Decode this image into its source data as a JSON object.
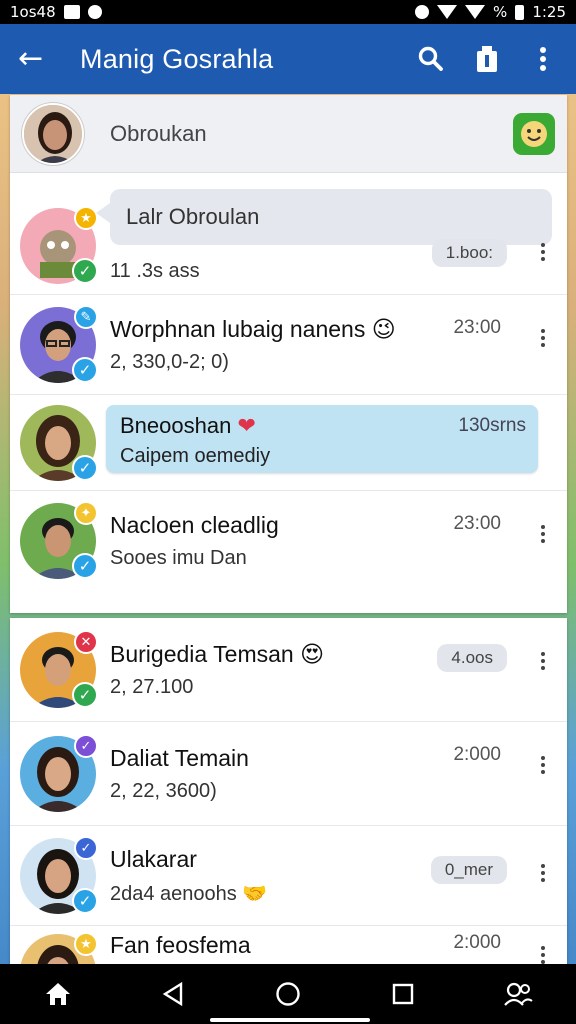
{
  "status_bar": {
    "left_text": "1os48",
    "time": "1:25",
    "battery_text": "%"
  },
  "app_bar": {
    "back": "←",
    "title": "Manig Gosrahla"
  },
  "search": {
    "name": "Obroukan"
  },
  "rows": [
    {
      "bubble": "Lalr Obroulan",
      "sub": "11 .3s ass",
      "pill": "1.boo:"
    },
    {
      "title": "Worphnan lubaig nanens",
      "emoji": "😉",
      "sub": "2, 330,0-2; 0)",
      "time": "23:00"
    },
    {
      "title": "Bneooshan",
      "emoji": "❤",
      "sub": "Caipem oemediy",
      "time": "130srns"
    },
    {
      "title": "Nacloen cleadlig",
      "sub": "Sooes imu Dan",
      "time": "23:00"
    },
    {
      "title": "Burigedia Temsan",
      "emoji": "😍",
      "sub": "2, 27.100",
      "pill": "4.oos"
    },
    {
      "title": "Daliat Temain",
      "sub": "2, 22, 3600)",
      "time": "2:000"
    },
    {
      "title": "Ulakarar",
      "sub": "2da4 aenoohs",
      "emoji": "🤝",
      "pill": "0_mer"
    },
    {
      "title": "Fan feosfema",
      "time": "2:000"
    }
  ],
  "colors": {
    "app_bar": "#1e5bb0",
    "green": "#2fa84f",
    "blue_badge": "#29a3e6",
    "bubble_blue": "#bfe3f3"
  }
}
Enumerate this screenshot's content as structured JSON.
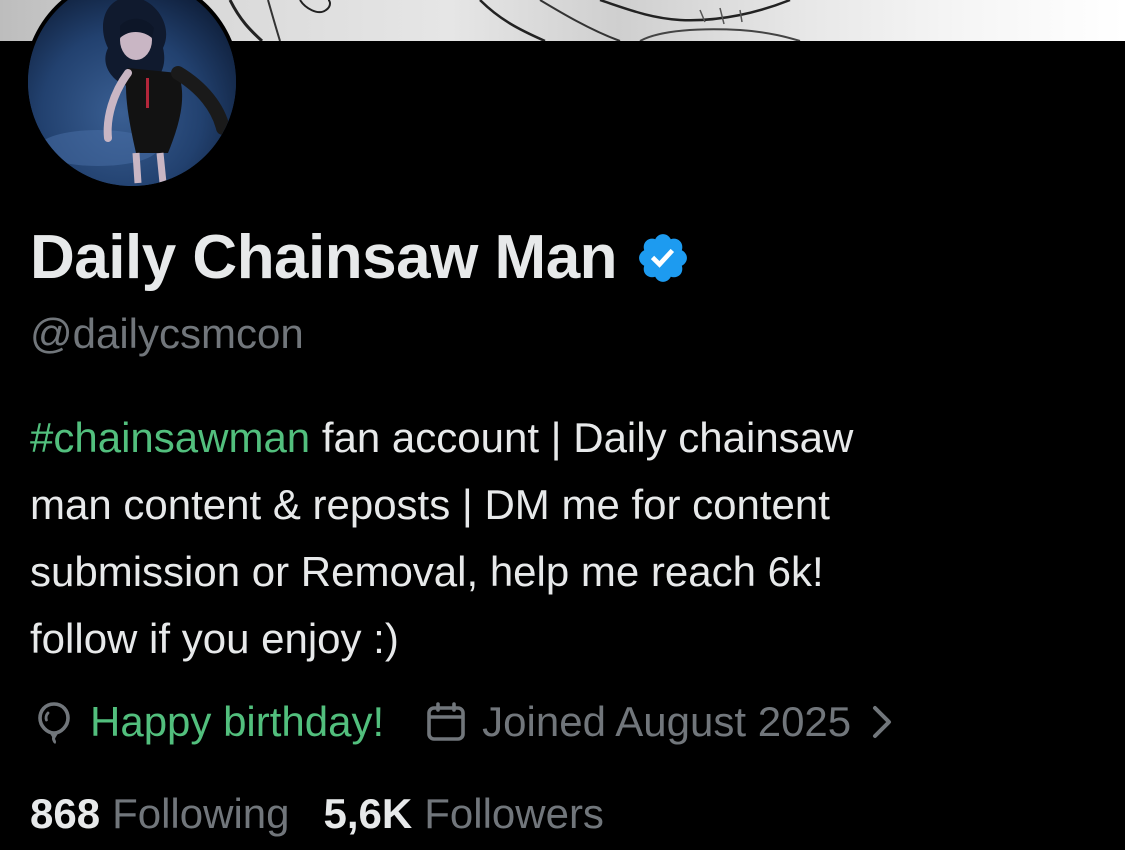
{
  "profile": {
    "display_name": "Daily Chainsaw Man",
    "handle": "@dailycsmcon",
    "verified": true,
    "bio": {
      "hashtag": "#chainsawman",
      "text_line1": " fan account | Daily chainsaw",
      "text_line2": "man content & reposts | DM me for content",
      "text_line3": "submission or Removal, help me reach 6k!",
      "text_line4": "follow if you enjoy :)"
    },
    "meta": {
      "birthday_label": "Happy birthday!",
      "joined_label": "Joined August 2025"
    },
    "stats": {
      "following_count": "868",
      "following_label": "Following",
      "followers_count": "5,6K",
      "followers_label": "Followers"
    }
  },
  "colors": {
    "background": "#000000",
    "primary_text": "#e7e9ea",
    "secondary_text": "#71767b",
    "accent_green": "#52bf7d",
    "verified_blue": "#1d9bf0"
  },
  "icons": {
    "verified": "verified-badge-icon",
    "birthday": "balloon-icon",
    "joined": "calendar-icon",
    "chevron": "chevron-right-icon"
  }
}
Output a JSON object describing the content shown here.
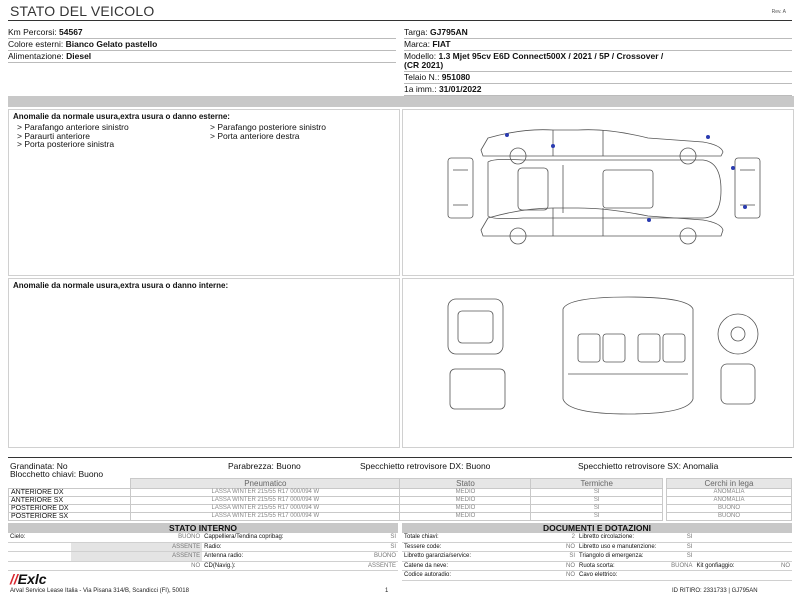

» **WHAT YOU HAVE TO DO**
Write the records above out again exactly, with no pictures in your copy.

» **THE REPLY**
Decode this image into its source data as a JSON object.
{
  "status_bar": {
    "left_text": "1os48",
    "time": "1:25",
    "battery_text": "%"
  },
  "app_bar": {
    "back": "←",
    "title": "Manig Gosrahla"
  },
  "search": {
    "name": "Obroukan"
  },
  "rows": [
    {
      "bubble": "Lalr Obroulan",
      "sub": "11 .3s ass",
      "pill": "1.boo:"
    },
    {
      "title": "Worphnan lubaig nanens",
      "emoji": "😉",
      "sub": "2, 330,0-2; 0)",
      "time": "23:00"
    },
    {
      "title": "Bneooshan",
      "emoji": "❤",
      "sub": "Caipem oemediy",
      "time": "130srns"
    },
    {
      "title": "Nacloen cleadlig",
      "sub": "Sooes imu Dan",
      "time": "23:00"
    },
    {
      "title": "Burigedia Temsan",
      "emoji": "😍",
      "sub": "2, 27.100",
      "pill": "4.oos"
    },
    {
      "title": "Daliat Temain",
      "sub": "2, 22, 3600)",
      "time": "2:000"
    },
    {
      "title": "Ulakarar",
      "sub": "2da4 aenoohs",
      "emoji": "🤝",
      "pill": "0_mer"
    },
    {
      "title": "Fan feosfema",
      "time": "2:000"
    }
  ],
  "colors": {
    "app_bar": "#1e5bb0",
    "green": "#2fa84f",
    "blue_badge": "#29a3e6",
    "bubble_blue": "#bfe3f3"
  }
}
Enumerate this screenshot's content as structured JSON.
{
  "profile": {
    "display_name": "Daily Chainsaw Man",
    "handle": "@dailycsmcon",
    "verified": true,
    "bio": {
      "hashtag": "#chainsawman",
      "text_line1": " fan account | Daily chainsaw",
      "text_line2": "man content & reposts | DM me for content",
      "text_line3": "submission or Removal, help me reach 6k!",
      "text_line4": "follow if you enjoy :)"
    },
    "meta": {
      "birthday_label": "Happy birthday!",
      "joined_label": "Joined August 2025"
    },
    "stats": {
      "following_count": "868",
      "following_label": "Following",
      "followers_count": "5,6K",
      "followers_label": "Followers"
    }
  },
  "colors": {
    "background": "#000000",
    "primary_text": "#e7e9ea",
    "secondary_text": "#71767b",
    "accent_green": "#52bf7d",
    "verified_blue": "#1d9bf0"
  },
  "icons": {
    "verified": "verified-badge-icon",
    "birthday": "balloon-icon",
    "joined": "calendar-icon",
    "chevron": "chevron-right-icon"
  }
}
Output a JSON object describing the content shown here.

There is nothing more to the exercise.